Data =>

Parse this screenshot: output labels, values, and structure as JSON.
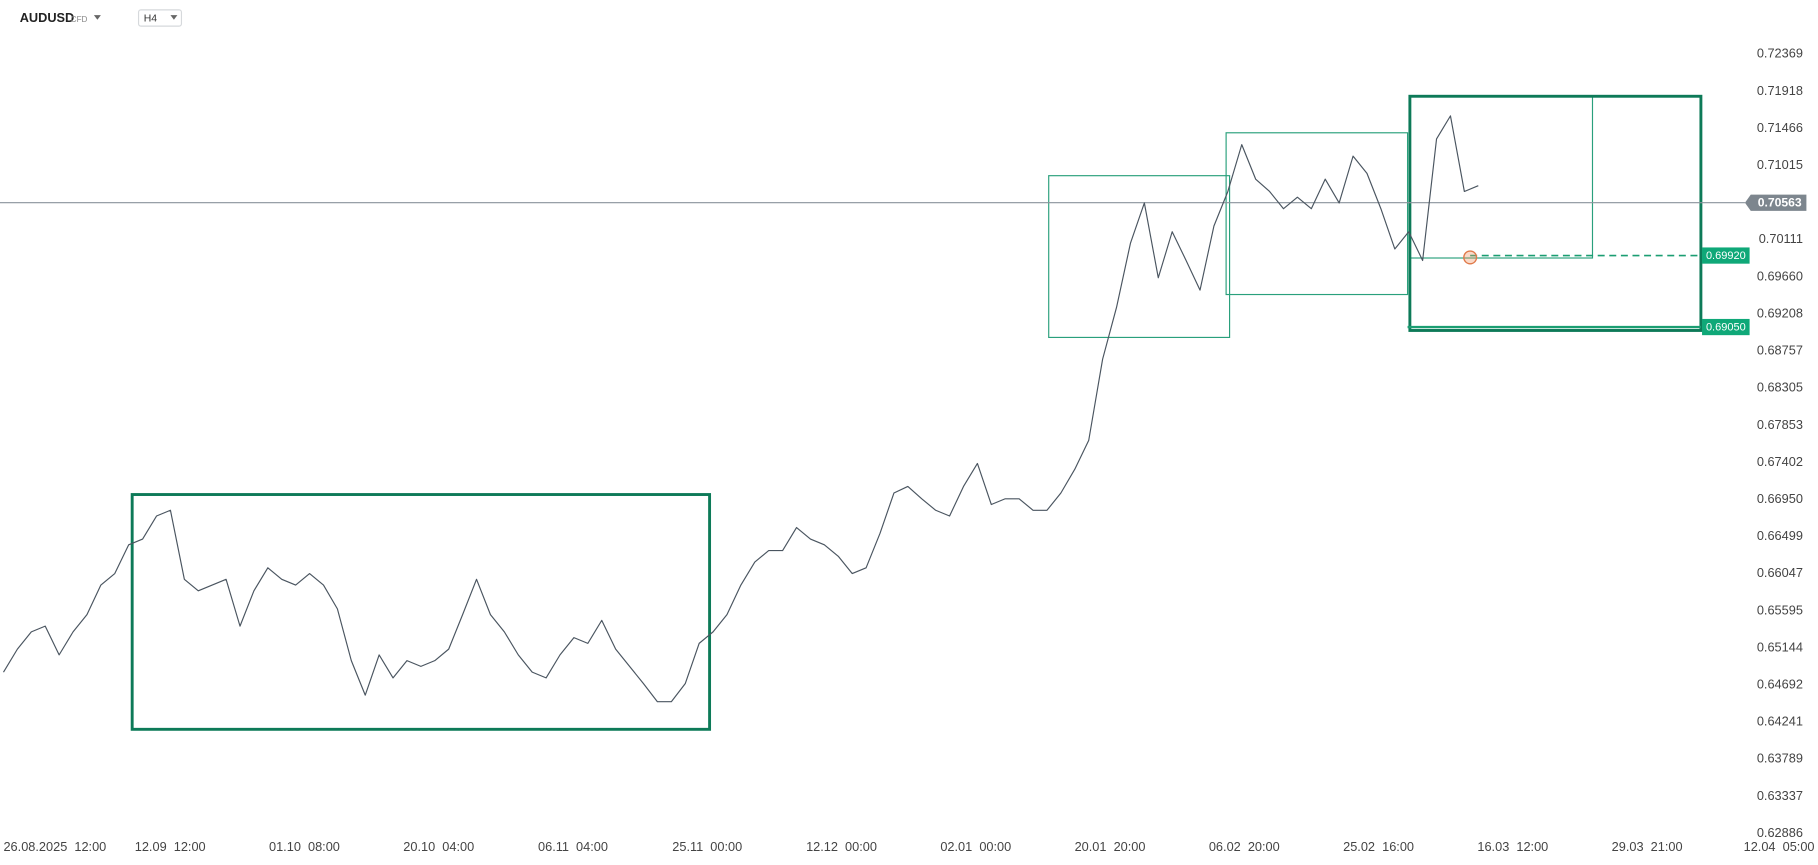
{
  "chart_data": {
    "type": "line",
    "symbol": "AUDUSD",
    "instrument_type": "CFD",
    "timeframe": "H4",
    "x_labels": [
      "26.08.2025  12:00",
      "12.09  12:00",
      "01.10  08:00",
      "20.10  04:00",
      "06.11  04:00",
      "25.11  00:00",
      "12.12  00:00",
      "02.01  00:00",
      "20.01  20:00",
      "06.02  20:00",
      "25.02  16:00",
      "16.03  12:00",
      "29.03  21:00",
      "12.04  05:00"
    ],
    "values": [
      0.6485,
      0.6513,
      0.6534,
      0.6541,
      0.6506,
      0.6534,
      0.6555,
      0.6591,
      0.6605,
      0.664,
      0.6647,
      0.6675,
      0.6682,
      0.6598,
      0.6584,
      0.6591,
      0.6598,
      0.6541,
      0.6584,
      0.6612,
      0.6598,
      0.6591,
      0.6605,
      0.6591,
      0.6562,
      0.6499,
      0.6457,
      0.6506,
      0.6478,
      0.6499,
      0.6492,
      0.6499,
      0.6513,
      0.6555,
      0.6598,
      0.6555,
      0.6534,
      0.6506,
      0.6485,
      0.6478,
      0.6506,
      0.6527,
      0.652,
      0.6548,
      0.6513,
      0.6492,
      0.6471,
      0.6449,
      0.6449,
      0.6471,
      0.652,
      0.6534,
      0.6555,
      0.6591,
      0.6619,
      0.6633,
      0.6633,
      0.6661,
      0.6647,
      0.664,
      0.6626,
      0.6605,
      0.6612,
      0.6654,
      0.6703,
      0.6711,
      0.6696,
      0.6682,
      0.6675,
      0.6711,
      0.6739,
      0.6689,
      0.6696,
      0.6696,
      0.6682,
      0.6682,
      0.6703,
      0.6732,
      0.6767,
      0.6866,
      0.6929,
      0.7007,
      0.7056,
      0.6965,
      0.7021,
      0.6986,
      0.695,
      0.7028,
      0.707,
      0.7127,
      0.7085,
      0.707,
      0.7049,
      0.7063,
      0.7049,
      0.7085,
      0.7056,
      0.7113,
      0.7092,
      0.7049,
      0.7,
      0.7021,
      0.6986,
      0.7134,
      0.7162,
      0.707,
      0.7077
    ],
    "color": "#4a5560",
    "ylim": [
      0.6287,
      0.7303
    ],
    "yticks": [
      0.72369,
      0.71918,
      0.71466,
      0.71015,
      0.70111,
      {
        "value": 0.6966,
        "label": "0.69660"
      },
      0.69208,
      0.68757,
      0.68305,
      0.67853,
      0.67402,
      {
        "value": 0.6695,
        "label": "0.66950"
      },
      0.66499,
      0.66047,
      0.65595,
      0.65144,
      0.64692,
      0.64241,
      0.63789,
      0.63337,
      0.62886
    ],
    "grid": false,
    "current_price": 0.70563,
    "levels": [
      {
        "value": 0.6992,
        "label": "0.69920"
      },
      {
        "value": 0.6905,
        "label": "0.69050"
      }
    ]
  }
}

---

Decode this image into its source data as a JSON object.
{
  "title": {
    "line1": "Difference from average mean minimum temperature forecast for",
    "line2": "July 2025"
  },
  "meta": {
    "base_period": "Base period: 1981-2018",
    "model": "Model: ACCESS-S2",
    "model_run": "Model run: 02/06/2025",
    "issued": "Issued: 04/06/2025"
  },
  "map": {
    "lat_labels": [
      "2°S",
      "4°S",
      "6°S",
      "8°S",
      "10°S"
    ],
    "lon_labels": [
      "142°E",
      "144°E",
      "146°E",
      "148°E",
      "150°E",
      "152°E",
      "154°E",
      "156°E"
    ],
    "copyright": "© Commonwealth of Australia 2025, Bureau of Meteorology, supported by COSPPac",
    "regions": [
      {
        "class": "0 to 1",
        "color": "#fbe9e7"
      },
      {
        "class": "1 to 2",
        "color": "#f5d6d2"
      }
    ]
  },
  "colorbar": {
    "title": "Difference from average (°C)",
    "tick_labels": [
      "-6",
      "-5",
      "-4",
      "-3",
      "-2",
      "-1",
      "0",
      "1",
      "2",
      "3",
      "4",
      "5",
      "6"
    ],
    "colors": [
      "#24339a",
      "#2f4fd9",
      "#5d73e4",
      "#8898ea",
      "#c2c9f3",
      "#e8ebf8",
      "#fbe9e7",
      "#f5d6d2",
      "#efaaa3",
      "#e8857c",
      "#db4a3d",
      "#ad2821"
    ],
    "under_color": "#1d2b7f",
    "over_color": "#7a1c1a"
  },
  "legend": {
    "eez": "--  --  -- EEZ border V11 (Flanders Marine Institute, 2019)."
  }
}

...

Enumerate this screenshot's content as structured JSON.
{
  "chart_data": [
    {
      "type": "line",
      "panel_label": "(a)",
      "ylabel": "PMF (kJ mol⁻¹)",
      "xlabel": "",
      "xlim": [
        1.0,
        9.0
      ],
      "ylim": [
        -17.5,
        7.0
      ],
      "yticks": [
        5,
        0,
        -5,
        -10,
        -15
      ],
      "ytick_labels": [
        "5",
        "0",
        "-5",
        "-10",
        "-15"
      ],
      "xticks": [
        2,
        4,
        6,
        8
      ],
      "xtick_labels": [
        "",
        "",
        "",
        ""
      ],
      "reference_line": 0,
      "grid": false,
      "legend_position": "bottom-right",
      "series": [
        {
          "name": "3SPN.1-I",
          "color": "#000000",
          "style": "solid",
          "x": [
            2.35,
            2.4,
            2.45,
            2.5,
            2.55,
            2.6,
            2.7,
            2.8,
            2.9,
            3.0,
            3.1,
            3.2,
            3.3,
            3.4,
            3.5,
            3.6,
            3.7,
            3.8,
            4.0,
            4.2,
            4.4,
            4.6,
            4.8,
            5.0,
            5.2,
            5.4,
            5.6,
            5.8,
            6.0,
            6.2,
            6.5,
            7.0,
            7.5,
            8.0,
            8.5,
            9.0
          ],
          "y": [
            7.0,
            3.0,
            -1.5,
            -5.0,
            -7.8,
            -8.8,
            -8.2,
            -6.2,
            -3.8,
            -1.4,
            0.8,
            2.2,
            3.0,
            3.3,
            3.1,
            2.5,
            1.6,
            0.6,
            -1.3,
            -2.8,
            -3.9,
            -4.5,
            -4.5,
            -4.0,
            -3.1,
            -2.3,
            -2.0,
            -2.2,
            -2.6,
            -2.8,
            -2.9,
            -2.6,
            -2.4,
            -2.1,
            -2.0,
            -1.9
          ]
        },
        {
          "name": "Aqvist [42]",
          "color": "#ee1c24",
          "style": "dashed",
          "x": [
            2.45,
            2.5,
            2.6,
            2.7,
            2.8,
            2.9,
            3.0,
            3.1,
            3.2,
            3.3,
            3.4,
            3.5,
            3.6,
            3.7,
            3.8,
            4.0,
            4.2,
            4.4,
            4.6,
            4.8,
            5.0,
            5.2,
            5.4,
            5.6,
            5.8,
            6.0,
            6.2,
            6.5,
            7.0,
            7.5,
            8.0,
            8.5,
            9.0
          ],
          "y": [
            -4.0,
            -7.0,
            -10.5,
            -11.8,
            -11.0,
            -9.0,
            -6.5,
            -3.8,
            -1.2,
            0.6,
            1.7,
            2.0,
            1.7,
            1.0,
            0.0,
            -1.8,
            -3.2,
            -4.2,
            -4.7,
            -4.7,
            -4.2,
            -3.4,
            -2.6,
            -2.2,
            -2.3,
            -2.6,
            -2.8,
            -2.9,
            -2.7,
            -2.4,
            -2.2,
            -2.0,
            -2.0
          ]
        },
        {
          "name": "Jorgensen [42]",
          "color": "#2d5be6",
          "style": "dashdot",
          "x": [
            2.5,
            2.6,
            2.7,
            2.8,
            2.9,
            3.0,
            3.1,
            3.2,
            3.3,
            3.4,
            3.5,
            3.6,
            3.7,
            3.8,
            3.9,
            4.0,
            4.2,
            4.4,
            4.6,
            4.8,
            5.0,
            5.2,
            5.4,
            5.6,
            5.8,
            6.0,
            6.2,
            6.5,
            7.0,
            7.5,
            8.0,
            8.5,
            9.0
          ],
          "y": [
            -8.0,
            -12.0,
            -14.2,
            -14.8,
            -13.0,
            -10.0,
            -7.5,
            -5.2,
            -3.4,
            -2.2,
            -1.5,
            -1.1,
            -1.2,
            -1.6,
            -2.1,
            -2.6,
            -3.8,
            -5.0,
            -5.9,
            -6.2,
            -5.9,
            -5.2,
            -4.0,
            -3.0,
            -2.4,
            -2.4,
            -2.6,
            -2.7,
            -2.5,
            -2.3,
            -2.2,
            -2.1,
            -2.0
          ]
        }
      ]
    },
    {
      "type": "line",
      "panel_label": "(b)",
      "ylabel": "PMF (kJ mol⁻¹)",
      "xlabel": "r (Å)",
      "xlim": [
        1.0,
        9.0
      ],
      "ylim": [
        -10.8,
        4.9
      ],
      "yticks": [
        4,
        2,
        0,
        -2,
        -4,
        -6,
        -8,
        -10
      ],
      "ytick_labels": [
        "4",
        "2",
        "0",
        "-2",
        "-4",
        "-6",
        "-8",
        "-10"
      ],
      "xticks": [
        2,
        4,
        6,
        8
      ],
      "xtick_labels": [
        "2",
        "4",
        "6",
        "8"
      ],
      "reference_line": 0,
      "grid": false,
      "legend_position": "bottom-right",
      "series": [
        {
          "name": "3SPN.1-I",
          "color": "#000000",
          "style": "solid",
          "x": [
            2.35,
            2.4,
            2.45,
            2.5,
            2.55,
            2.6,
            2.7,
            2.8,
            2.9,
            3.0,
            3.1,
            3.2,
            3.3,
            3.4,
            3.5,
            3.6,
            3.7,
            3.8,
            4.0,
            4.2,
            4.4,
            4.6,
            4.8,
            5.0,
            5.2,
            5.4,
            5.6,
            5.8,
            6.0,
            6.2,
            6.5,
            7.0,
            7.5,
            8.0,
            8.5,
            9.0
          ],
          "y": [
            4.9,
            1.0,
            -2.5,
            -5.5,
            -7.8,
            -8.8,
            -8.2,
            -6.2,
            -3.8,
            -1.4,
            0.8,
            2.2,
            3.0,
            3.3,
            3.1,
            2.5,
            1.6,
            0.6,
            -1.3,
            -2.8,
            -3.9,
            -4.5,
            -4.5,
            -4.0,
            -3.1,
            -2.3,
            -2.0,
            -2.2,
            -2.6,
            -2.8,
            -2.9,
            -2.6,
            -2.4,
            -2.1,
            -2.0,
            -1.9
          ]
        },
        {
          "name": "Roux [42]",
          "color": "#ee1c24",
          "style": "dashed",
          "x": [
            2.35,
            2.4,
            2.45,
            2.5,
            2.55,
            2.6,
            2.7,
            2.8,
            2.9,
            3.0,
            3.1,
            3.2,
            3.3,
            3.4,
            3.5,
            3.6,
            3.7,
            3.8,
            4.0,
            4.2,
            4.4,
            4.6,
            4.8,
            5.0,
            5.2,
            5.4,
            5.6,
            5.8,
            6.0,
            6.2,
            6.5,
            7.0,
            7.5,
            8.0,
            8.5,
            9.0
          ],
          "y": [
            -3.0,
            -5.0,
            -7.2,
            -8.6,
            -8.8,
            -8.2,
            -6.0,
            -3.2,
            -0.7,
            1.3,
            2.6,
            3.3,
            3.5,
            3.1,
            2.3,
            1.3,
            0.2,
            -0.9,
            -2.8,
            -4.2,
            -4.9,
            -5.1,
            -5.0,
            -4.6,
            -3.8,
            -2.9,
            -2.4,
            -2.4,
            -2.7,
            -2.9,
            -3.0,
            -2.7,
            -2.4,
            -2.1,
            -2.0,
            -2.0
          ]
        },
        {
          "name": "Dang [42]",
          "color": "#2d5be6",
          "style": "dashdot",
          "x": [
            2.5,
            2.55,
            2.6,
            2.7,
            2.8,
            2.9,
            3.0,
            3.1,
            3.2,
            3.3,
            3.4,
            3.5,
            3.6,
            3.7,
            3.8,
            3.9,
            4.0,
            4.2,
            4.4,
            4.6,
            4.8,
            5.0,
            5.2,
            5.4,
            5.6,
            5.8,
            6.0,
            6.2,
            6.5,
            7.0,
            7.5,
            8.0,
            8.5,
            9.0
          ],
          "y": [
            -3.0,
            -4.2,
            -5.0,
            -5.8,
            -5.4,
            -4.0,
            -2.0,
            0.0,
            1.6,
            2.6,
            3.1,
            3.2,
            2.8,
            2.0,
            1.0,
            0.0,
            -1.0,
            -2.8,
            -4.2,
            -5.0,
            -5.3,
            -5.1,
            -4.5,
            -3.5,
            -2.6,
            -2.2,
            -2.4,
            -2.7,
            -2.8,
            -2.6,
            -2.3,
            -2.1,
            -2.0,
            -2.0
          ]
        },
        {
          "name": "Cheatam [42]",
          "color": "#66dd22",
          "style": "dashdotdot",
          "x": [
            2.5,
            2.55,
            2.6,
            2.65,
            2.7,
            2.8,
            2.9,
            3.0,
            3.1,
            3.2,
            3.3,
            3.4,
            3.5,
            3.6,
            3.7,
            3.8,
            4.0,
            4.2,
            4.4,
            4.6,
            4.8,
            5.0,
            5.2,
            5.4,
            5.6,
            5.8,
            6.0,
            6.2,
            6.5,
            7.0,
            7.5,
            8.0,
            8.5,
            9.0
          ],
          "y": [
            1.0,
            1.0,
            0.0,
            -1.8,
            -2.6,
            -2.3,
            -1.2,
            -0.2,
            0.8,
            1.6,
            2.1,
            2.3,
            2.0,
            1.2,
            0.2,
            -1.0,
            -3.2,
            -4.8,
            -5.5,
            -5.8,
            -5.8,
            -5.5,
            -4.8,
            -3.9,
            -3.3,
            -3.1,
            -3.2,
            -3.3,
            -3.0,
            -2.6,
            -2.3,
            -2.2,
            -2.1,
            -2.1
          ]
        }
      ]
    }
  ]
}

Work to do => Using the material above, count the lines containing the word "Difference". Reply with the number alone.

Finished answer => 2